WRITTEN REQUEST :: Your task is to give the listing below back word for word, pictures excluded.

EXTRACTED ENTRIES ::
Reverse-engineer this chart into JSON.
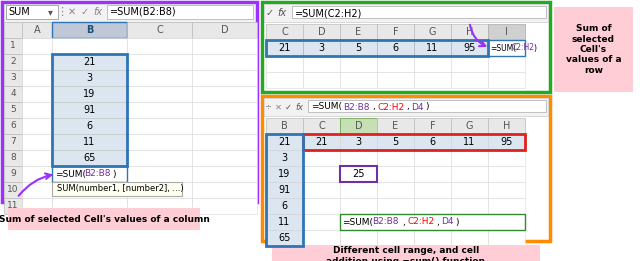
{
  "purple_border": "#9B30FF",
  "green_border": "#22AA22",
  "orange_border": "#FF8C00",
  "cell_bg_blue": "#dce6f1",
  "header_bg": "#e8e8e8",
  "col_values": [
    21,
    3,
    19,
    91,
    6,
    11,
    65
  ],
  "row_values": [
    21,
    3,
    5,
    6,
    11,
    95
  ],
  "formula_bar_left": "=SUM(B2:B8)",
  "formula_bar_green": "=SUM(C2:H2)",
  "formula_bar_orange": "=SUM(B2:B8,C2:H2,D4)",
  "label_left": "Sum of selected Cell's values of a column",
  "label_right_top": "Sum of\nselected\nCell's\nvalues of a\nrow",
  "label_right_bot": "Different cell range, and cell\naddition using =sum() function",
  "tooltip": "SUM(number1, [number2], ...)",
  "name_box": "SUM"
}
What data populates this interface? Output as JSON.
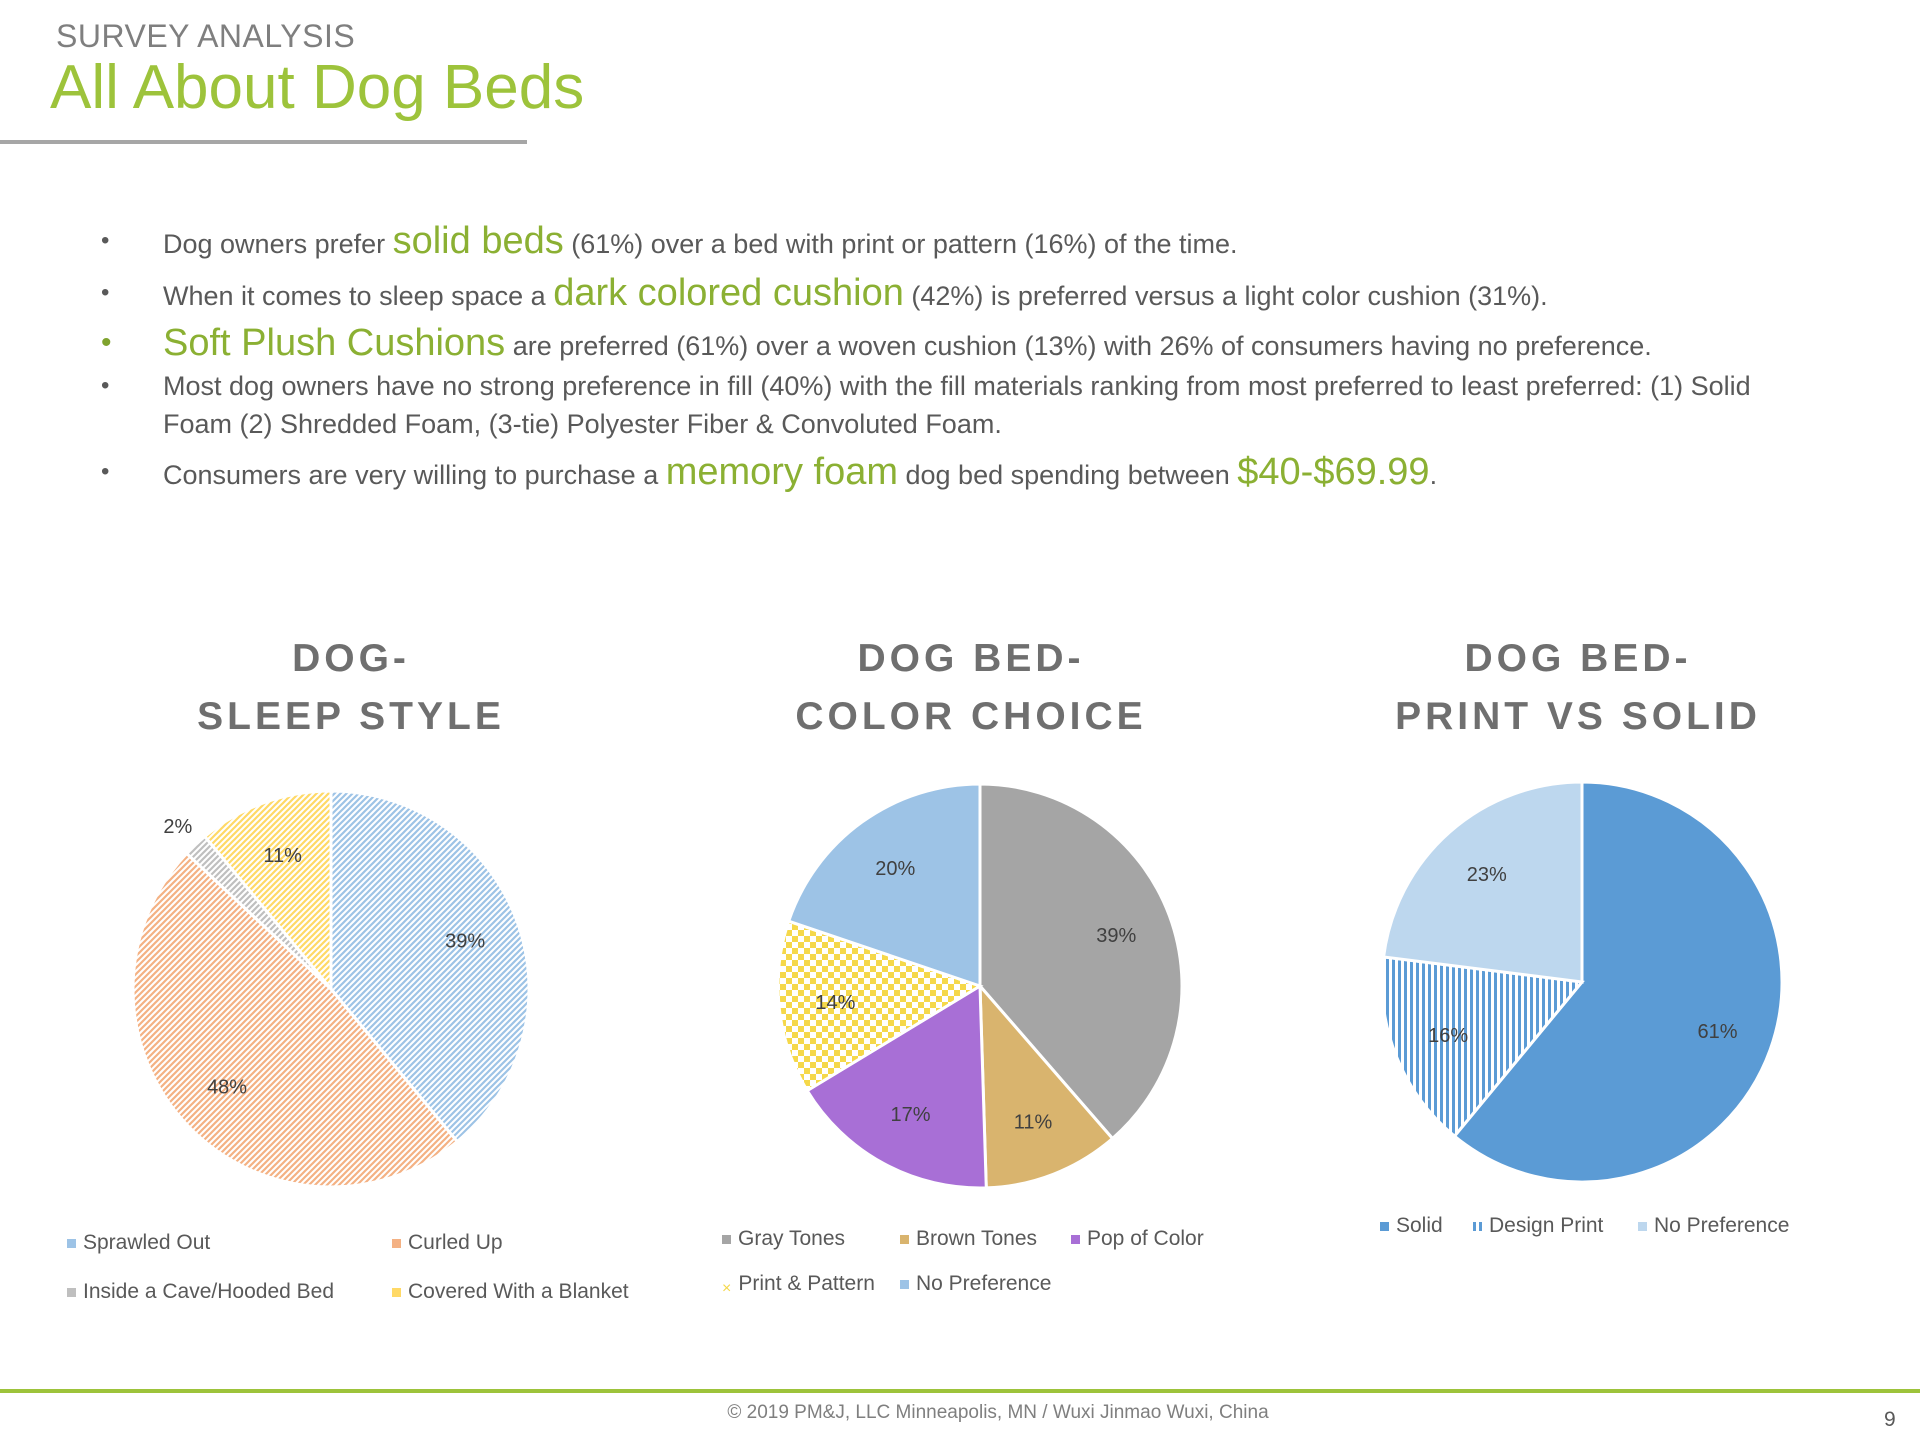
{
  "header": {
    "kicker": "SURVEY ANALYSIS",
    "title": "All About Dog Beds"
  },
  "bullets": [
    {
      "pre": "Dog owners prefer ",
      "hl": "solid beds",
      "post": " (61%) over a bed with print or pattern (16%) of the time."
    },
    {
      "pre": "When it comes to sleep space a ",
      "hl": "dark colored cushion",
      "post": " (42%) is preferred versus a light color cushion (31%)."
    },
    {
      "pre": "",
      "hl": "Soft Plush Cushions",
      "post": " are preferred (61%) over a woven cushion (13%) with 26% of consumers having no preference."
    },
    {
      "pre": "Most dog owners have no strong preference in fill (40%) with the fill materials ranking from most preferred to least preferred: (1) Solid Foam  (2) Shredded Foam, (3-tie) Polyester Fiber & Convoluted Foam.",
      "hl": "",
      "post": ""
    },
    {
      "pre": "Consumers are very willing to purchase a ",
      "hl": "memory foam",
      "post": " dog bed spending between ",
      "hl2": "$40-$69.99",
      "post2": "."
    }
  ],
  "chart_data": [
    {
      "type": "pie",
      "title_line1": "DOG-",
      "title_line2": "SLEEP STYLE",
      "categories": [
        "Sprawled Out",
        "Curled Up",
        "Inside a Cave/Hooded Bed",
        "Covered With a Blanket"
      ],
      "values": [
        39,
        48,
        2,
        11
      ],
      "labels": [
        "39%",
        "48%",
        "2%",
        "11%"
      ],
      "colors": [
        "#9dc3e6",
        "#f4b183",
        "#bfbfbf",
        "#ffd966"
      ],
      "patterns": [
        "hatch",
        "hatch",
        "hatch",
        "hatch"
      ],
      "legend": "bottom"
    },
    {
      "type": "pie",
      "title_line1": "DOG BED-",
      "title_line2": "COLOR CHOICE",
      "categories": [
        "Gray Tones",
        "Brown Tones",
        "Pop of Color",
        "Print & Pattern",
        "No Preference"
      ],
      "values": [
        39,
        11,
        17,
        14,
        20
      ],
      "labels": [
        "39%",
        "11%",
        "17%",
        "14%",
        "20%"
      ],
      "colors": [
        "#a5a5a5",
        "#d9b46e",
        "#a86fd6",
        "#f5d84a",
        "#9dc3e6"
      ],
      "patterns": [
        "solid",
        "solid",
        "solid",
        "checker",
        "solid"
      ],
      "legend": "bottom"
    },
    {
      "type": "pie",
      "title_line1": "DOG BED-",
      "title_line2": "PRINT VS SOLID",
      "categories": [
        "Solid",
        "Design Print",
        "No Preference"
      ],
      "values": [
        61,
        16,
        23
      ],
      "labels": [
        "61%",
        "16%",
        "23%"
      ],
      "colors": [
        "#5b9bd5",
        "#5b9bd5",
        "#bdd7ee"
      ],
      "patterns": [
        "solid",
        "vstripe",
        "solid"
      ],
      "legend": "bottom"
    }
  ],
  "footer": {
    "text": "© 2019 PM&J, LLC  Minneapolis, MN  /  Wuxi Jinmao  Wuxi, China",
    "page": "9"
  }
}
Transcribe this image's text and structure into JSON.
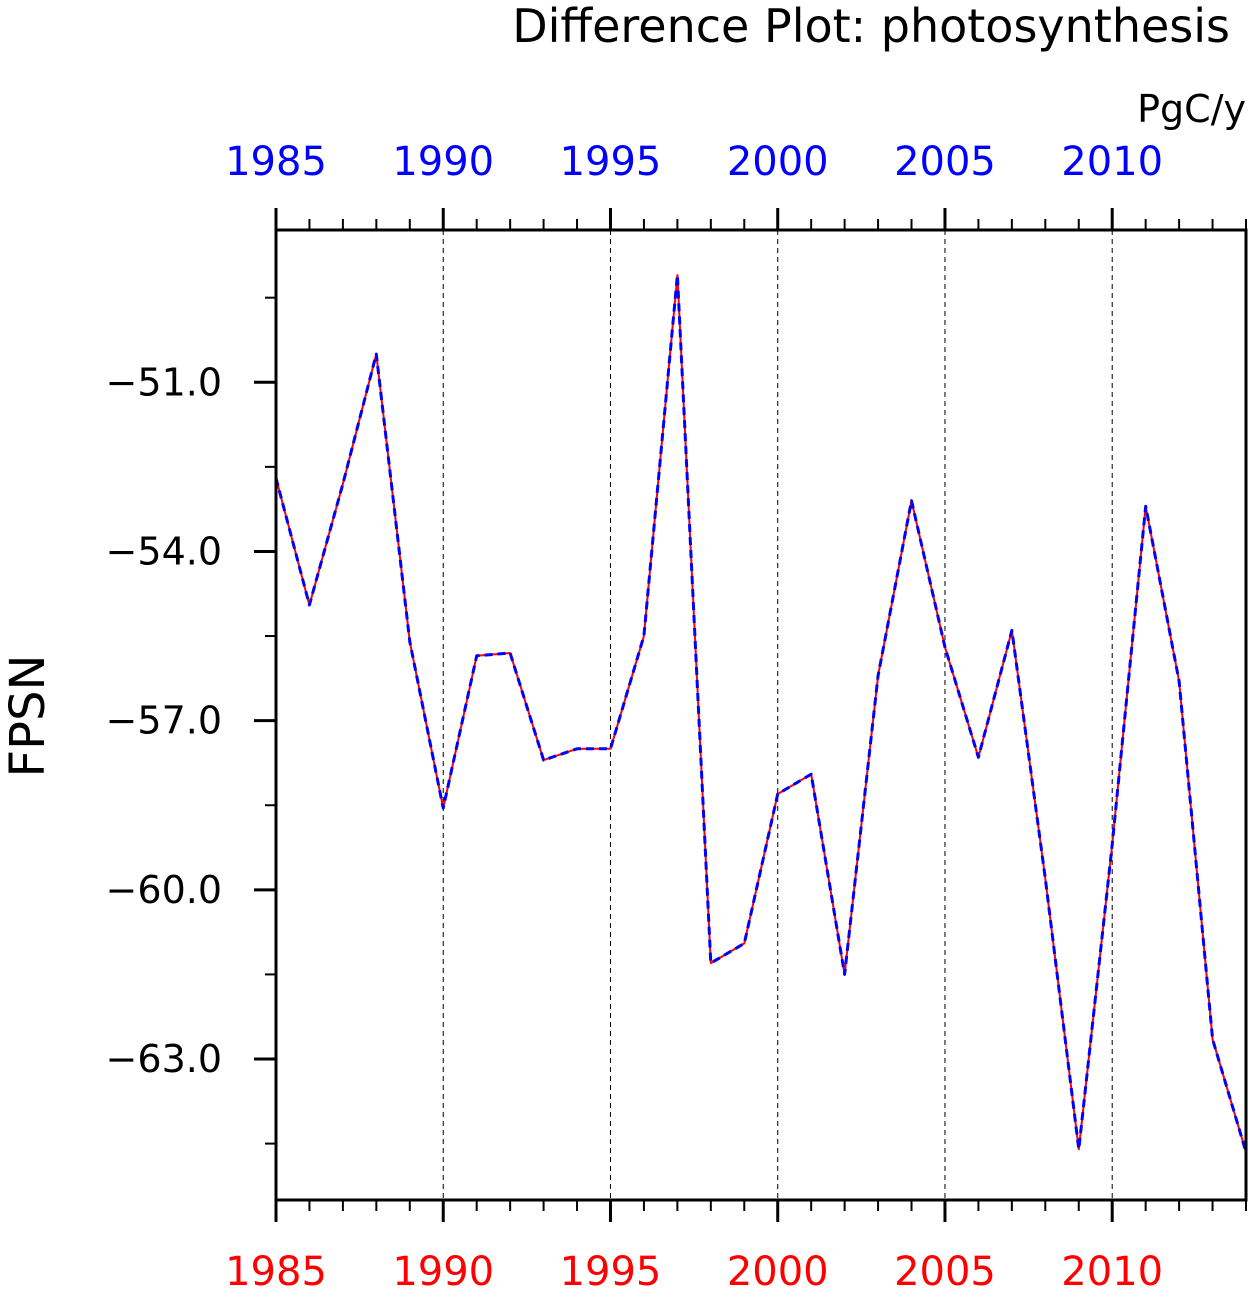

ANSWER TO THE TASK ::
Reverse-engineer this chart into JSON.
{
  "purple_border": "#9B30FF",
  "green_border": "#22AA22",
  "orange_border": "#FF8C00",
  "cell_bg_blue": "#dce6f1",
  "header_bg": "#e8e8e8",
  "col_values": [
    21,
    3,
    19,
    91,
    6,
    11,
    65
  ],
  "row_values": [
    21,
    3,
    5,
    6,
    11,
    95
  ],
  "formula_bar_left": "=SUM(B2:B8)",
  "formula_bar_green": "=SUM(C2:H2)",
  "formula_bar_orange": "=SUM(B2:B8,C2:H2,D4)",
  "label_left": "Sum of selected Cell's values of a column",
  "label_right_top": "Sum of\nselected\nCell's\nvalues of a\nrow",
  "label_right_bot": "Different cell range, and cell\naddition using =sum() function",
  "tooltip": "SUM(number1, [number2], ...)",
  "name_box": "SUM"
}
What data populates this interface? Output as JSON.
{
  "header": {
    "kicker": "SURVEY ANALYSIS",
    "title": "All About Dog Beds"
  },
  "bullets": [
    {
      "pre": "Dog owners prefer ",
      "hl": "solid beds",
      "post": " (61%) over a bed with print or pattern (16%) of the time."
    },
    {
      "pre": "When it comes to sleep space a ",
      "hl": "dark colored cushion",
      "post": " (42%) is preferred versus a light color cushion (31%)."
    },
    {
      "pre": "",
      "hl": "Soft Plush Cushions",
      "post": " are preferred (61%) over a woven cushion (13%) with 26% of consumers having no preference."
    },
    {
      "pre": "Most dog owners have no strong preference in fill (40%) with the fill materials ranking from most preferred to least preferred: (1) Solid Foam  (2) Shredded Foam, (3-tie) Polyester Fiber & Convoluted Foam.",
      "hl": "",
      "post": ""
    },
    {
      "pre": "Consumers are very willing to purchase a ",
      "hl": "memory foam",
      "post": " dog bed spending between ",
      "hl2": "$40-$69.99",
      "post2": "."
    }
  ],
  "chart_data": [
    {
      "type": "pie",
      "title_line1": "DOG-",
      "title_line2": "SLEEP STYLE",
      "categories": [
        "Sprawled Out",
        "Curled Up",
        "Inside a Cave/Hooded Bed",
        "Covered With a Blanket"
      ],
      "values": [
        39,
        48,
        2,
        11
      ],
      "labels": [
        "39%",
        "48%",
        "2%",
        "11%"
      ],
      "colors": [
        "#9dc3e6",
        "#f4b183",
        "#bfbfbf",
        "#ffd966"
      ],
      "patterns": [
        "hatch",
        "hatch",
        "hatch",
        "hatch"
      ],
      "legend": "bottom"
    },
    {
      "type": "pie",
      "title_line1": "DOG BED-",
      "title_line2": "COLOR CHOICE",
      "categories": [
        "Gray Tones",
        "Brown Tones",
        "Pop of Color",
        "Print & Pattern",
        "No Preference"
      ],
      "values": [
        39,
        11,
        17,
        14,
        20
      ],
      "labels": [
        "39%",
        "11%",
        "17%",
        "14%",
        "20%"
      ],
      "colors": [
        "#a5a5a5",
        "#d9b46e",
        "#a86fd6",
        "#f5d84a",
        "#9dc3e6"
      ],
      "patterns": [
        "solid",
        "solid",
        "solid",
        "checker",
        "solid"
      ],
      "legend": "bottom"
    },
    {
      "type": "pie",
      "title_line1": "DOG BED-",
      "title_line2": "PRINT VS SOLID",
      "categories": [
        "Solid",
        "Design Print",
        "No Preference"
      ],
      "values": [
        61,
        16,
        23
      ],
      "labels": [
        "61%",
        "16%",
        "23%"
      ],
      "colors": [
        "#5b9bd5",
        "#5b9bd5",
        "#bdd7ee"
      ],
      "patterns": [
        "solid",
        "vstripe",
        "solid"
      ],
      "legend": "bottom"
    }
  ],
  "footer": {
    "text": "© 2019 PM&J, LLC  Minneapolis, MN  /  Wuxi Jinmao  Wuxi, China",
    "page": "9"
  }
}
Transcribe this image's text and structure into JSON.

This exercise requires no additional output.